(Records contained in a dataset)
..........
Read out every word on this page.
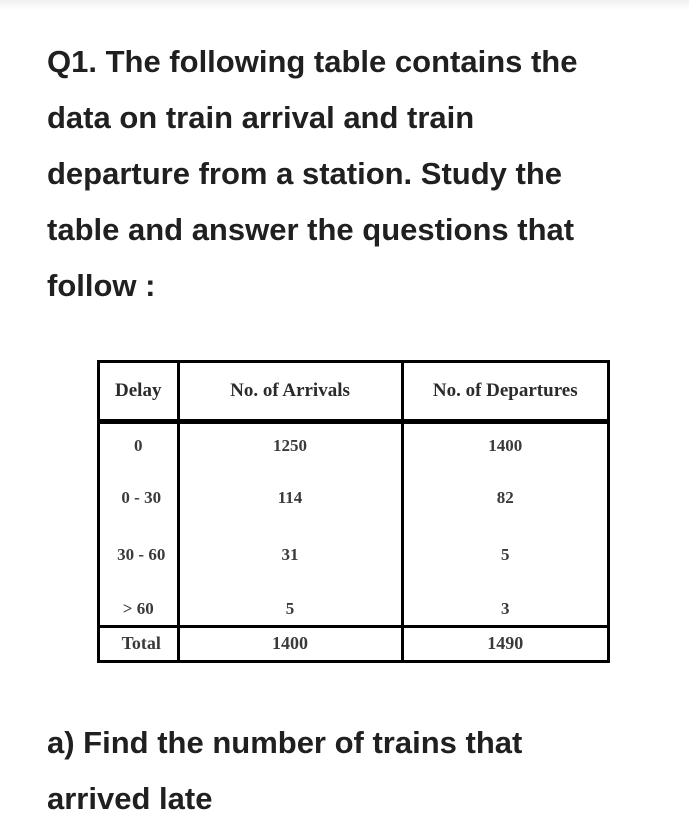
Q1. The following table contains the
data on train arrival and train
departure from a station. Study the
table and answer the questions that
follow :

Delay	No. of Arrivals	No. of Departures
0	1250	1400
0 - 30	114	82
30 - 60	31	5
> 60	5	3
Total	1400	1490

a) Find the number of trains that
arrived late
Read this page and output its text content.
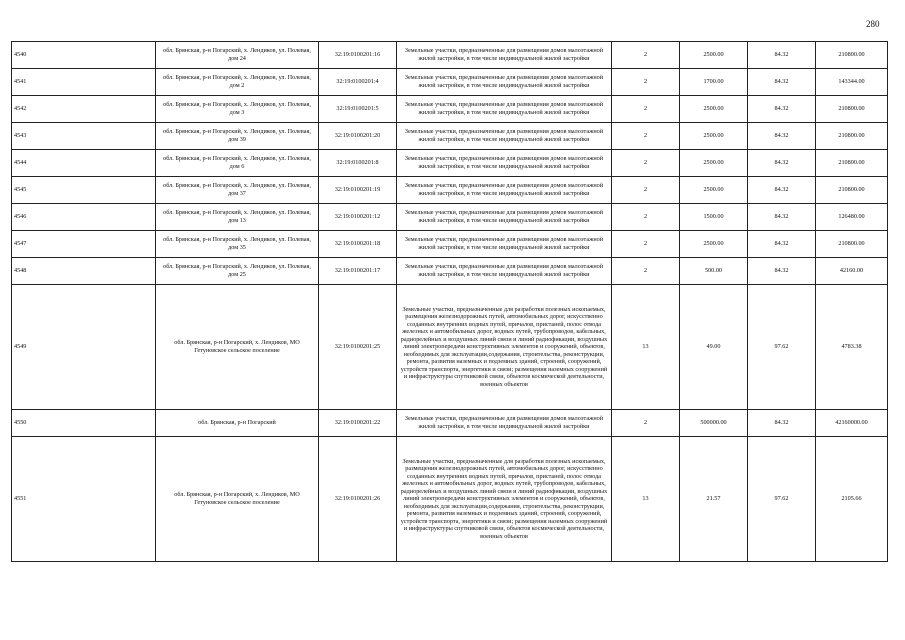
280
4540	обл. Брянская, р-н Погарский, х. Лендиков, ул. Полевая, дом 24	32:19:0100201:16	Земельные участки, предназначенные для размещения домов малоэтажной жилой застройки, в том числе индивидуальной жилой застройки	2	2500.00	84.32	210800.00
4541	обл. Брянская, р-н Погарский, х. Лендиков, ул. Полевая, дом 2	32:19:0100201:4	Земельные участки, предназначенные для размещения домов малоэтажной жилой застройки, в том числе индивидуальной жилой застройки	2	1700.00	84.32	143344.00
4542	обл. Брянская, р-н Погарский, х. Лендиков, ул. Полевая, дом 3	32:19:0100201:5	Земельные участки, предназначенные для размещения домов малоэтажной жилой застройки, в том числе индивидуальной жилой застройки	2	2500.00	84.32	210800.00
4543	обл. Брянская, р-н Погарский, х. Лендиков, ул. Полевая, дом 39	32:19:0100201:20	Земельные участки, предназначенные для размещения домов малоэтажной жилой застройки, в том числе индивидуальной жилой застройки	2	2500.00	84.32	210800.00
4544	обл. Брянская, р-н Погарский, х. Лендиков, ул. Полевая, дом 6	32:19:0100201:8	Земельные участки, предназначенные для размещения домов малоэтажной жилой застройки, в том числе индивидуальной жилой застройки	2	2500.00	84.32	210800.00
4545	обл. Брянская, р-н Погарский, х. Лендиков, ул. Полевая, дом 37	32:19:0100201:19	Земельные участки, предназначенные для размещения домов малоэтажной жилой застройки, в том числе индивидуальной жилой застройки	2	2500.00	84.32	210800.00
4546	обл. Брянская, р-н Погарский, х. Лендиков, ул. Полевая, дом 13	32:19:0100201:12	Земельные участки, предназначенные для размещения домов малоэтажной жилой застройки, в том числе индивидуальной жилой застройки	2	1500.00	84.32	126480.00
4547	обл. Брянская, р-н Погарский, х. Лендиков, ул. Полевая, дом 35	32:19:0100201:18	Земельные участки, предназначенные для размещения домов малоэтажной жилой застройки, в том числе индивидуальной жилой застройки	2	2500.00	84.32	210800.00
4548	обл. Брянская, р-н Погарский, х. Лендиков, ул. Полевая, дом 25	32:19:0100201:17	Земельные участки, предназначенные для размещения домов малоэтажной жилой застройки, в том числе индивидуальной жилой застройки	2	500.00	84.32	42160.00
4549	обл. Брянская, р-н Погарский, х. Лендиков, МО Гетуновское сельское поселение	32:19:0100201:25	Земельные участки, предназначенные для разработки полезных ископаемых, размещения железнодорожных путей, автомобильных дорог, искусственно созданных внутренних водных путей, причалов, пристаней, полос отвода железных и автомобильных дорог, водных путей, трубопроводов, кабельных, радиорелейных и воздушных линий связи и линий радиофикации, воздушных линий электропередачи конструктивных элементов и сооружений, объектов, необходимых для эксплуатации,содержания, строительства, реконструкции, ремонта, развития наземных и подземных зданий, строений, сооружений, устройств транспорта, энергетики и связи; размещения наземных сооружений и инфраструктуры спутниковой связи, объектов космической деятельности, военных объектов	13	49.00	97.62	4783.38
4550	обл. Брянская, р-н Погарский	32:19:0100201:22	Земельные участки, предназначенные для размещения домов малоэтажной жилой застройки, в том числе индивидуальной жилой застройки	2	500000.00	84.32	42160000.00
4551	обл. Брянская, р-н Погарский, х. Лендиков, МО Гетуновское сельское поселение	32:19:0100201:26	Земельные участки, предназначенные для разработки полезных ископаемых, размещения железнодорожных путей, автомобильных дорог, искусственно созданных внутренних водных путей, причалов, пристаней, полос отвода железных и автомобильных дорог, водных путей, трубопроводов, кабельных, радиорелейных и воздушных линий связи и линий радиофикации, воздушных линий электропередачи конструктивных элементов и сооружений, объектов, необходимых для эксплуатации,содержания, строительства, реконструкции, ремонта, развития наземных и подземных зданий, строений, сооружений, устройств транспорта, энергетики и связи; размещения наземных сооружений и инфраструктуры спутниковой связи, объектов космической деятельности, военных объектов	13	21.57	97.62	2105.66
..........
**Job:** Skip the pictures, then retype every line above exactly.

**Exercise answer:**
Read out every word on this page.
Q1. The following table contains the
data on train arrival and train
departure from a station. Study the
table and answer the questions that
follow :

Delay	No. of Arrivals	No. of Departures
0	1250	1400
0 - 30	114	82
30 - 60	31	5
> 60	5	3
Total	1400	1490

a) Find the number of trains that
arrived late
Read this page and output its text content.
280
4540	обл. Брянская, р-н Погарский, х. Лендиков, ул. Полевая, дом 24	32:19:0100201:16	Земельные участки, предназначенные для размещения домов малоэтажной жилой застройки, в том числе индивидуальной жилой застройки	2	2500.00	84.32	210800.00
4541	обл. Брянская, р-н Погарский, х. Лендиков, ул. Полевая, дом 2	32:19:0100201:4	Земельные участки, предназначенные для размещения домов малоэтажной жилой застройки, в том числе индивидуальной жилой застройки	2	1700.00	84.32	143344.00
4542	обл. Брянская, р-н Погарский, х. Лендиков, ул. Полевая, дом 3	32:19:0100201:5	Земельные участки, предназначенные для размещения домов малоэтажной жилой застройки, в том числе индивидуальной жилой застройки	2	2500.00	84.32	210800.00
4543	обл. Брянская, р-н Погарский, х. Лендиков, ул. Полевая, дом 39	32:19:0100201:20	Земельные участки, предназначенные для размещения домов малоэтажной жилой застройки, в том числе индивидуальной жилой застройки	2	2500.00	84.32	210800.00
4544	обл. Брянская, р-н Погарский, х. Лендиков, ул. Полевая, дом 6	32:19:0100201:8	Земельные участки, предназначенные для размещения домов малоэтажной жилой застройки, в том числе индивидуальной жилой застройки	2	2500.00	84.32	210800.00
4545	обл. Брянская, р-н Погарский, х. Лендиков, ул. Полевая, дом 37	32:19:0100201:19	Земельные участки, предназначенные для размещения домов малоэтажной жилой застройки, в том числе индивидуальной жилой застройки	2	2500.00	84.32	210800.00
4546	обл. Брянская, р-н Погарский, х. Лендиков, ул. Полевая, дом 13	32:19:0100201:12	Земельные участки, предназначенные для размещения домов малоэтажной жилой застройки, в том числе индивидуальной жилой застройки	2	1500.00	84.32	126480.00
4547	обл. Брянская, р-н Погарский, х. Лендиков, ул. Полевая, дом 35	32:19:0100201:18	Земельные участки, предназначенные для размещения домов малоэтажной жилой застройки, в том числе индивидуальной жилой застройки	2	2500.00	84.32	210800.00
4548	обл. Брянская, р-н Погарский, х. Лендиков, ул. Полевая, дом 25	32:19:0100201:17	Земельные участки, предназначенные для размещения домов малоэтажной жилой застройки, в том числе индивидуальной жилой застройки	2	500.00	84.32	42160.00
4549	обл. Брянская, р-н Погарский, х. Лендиков, МО Гетуновское сельское поселение	32:19:0100201:25	Земельные участки, предназначенные для разработки полезных ископаемых, размещения железнодорожных путей, автомобильных дорог, искусственно созданных внутренних водных путей, причалов, пристаней, полос отвода железных и автомобильных дорог, водных путей, трубопроводов, кабельных, радиорелейных и воздушных линий связи и линий радиофикации, воздушных линий электропередачи конструктивных элементов и сооружений, объектов, необходимых для эксплуатации,содержания, строительства, реконструкции, ремонта, развития наземных и подземных зданий, строений, сооружений, устройств транспорта, энергетики и связи; размещения наземных сооружений и инфраструктуры спутниковой связи, объектов космической деятельности, военных объектов	13	49.00	97.62	4783.38
4550	обл. Брянская, р-н Погарский	32:19:0100201:22	Земельные участки, предназначенные для размещения домов малоэтажной жилой застройки, в том числе индивидуальной жилой застройки	2	500000.00	84.32	42160000.00
4551	обл. Брянская, р-н Погарский, х. Лендиков, МО Гетуновское сельское поселение	32:19:0100201:26	Земельные участки, предназначенные для разработки полезных ископаемых, размещения железнодорожных путей, автомобильных дорог, искусственно созданных внутренних водных путей, причалов, пристаней, полос отвода железных и автомобильных дорог, водных путей, трубопроводов, кабельных, радиорелейных и воздушных линий связи и линий радиофикации, воздушных линий электропередачи конструктивных элементов и сооружений, объектов, необходимых для эксплуатации,содержания, строительства, реконструкции, ремонта, развития наземных и подземных зданий, строений, сооружений, устройств транспорта, энергетики и связи; размещения наземных сооружений и инфраструктуры спутниковой связи, объектов космической деятельности, военных объектов	13	21.57	97.62	2105.66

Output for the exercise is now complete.